-- start DATA EXTRACT --

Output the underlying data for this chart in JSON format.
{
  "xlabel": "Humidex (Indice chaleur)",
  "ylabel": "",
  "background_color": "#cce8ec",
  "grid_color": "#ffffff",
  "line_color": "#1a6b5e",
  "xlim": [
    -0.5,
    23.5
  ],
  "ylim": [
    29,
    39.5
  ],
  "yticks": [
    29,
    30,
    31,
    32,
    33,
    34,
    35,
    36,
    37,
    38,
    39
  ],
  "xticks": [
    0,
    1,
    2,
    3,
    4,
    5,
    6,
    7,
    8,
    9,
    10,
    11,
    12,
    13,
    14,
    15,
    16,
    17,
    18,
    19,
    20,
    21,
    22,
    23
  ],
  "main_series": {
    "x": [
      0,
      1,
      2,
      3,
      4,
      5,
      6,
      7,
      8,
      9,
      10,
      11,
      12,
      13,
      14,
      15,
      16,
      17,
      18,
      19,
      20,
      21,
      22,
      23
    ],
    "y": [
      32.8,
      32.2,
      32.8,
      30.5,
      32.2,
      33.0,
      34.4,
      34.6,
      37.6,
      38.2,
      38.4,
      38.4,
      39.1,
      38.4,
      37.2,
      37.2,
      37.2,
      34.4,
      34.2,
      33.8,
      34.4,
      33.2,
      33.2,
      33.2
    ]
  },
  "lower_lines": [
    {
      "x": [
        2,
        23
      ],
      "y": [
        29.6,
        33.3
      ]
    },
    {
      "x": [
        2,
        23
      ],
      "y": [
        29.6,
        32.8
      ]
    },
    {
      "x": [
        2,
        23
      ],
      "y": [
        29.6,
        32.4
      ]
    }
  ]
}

-- end DATA EXTRACT --

TASK DESCRIPTION: From the records above, extract every entry exactly as given.

SOLUTION:
Output the underlying data for this chart in JSON format.
{
  "xlabel": "Humidex (Indice chaleur)",
  "ylabel": "",
  "background_color": "#cce8ec",
  "grid_color": "#ffffff",
  "line_color": "#1a6b5e",
  "xlim": [
    -0.5,
    23.5
  ],
  "ylim": [
    29,
    39.5
  ],
  "yticks": [
    29,
    30,
    31,
    32,
    33,
    34,
    35,
    36,
    37,
    38,
    39
  ],
  "xticks": [
    0,
    1,
    2,
    3,
    4,
    5,
    6,
    7,
    8,
    9,
    10,
    11,
    12,
    13,
    14,
    15,
    16,
    17,
    18,
    19,
    20,
    21,
    22,
    23
  ],
  "main_series": {
    "x": [
      0,
      1,
      2,
      3,
      4,
      5,
      6,
      7,
      8,
      9,
      10,
      11,
      12,
      13,
      14,
      15,
      16,
      17,
      18,
      19,
      20,
      21,
      22,
      23
    ],
    "y": [
      32.8,
      32.2,
      32.8,
      30.5,
      32.2,
      33.0,
      34.4,
      34.6,
      37.6,
      38.2,
      38.4,
      38.4,
      39.1,
      38.4,
      37.2,
      37.2,
      37.2,
      34.4,
      34.2,
      33.8,
      34.4,
      33.2,
      33.2,
      33.2
    ]
  },
  "lower_lines": [
    {
      "x": [
        2,
        23
      ],
      "y": [
        29.6,
        33.3
      ]
    },
    {
      "x": [
        2,
        23
      ],
      "y": [
        29.6,
        32.8
      ]
    },
    {
      "x": [
        2,
        23
      ],
      "y": [
        29.6,
        32.4
      ]
    }
  ]
}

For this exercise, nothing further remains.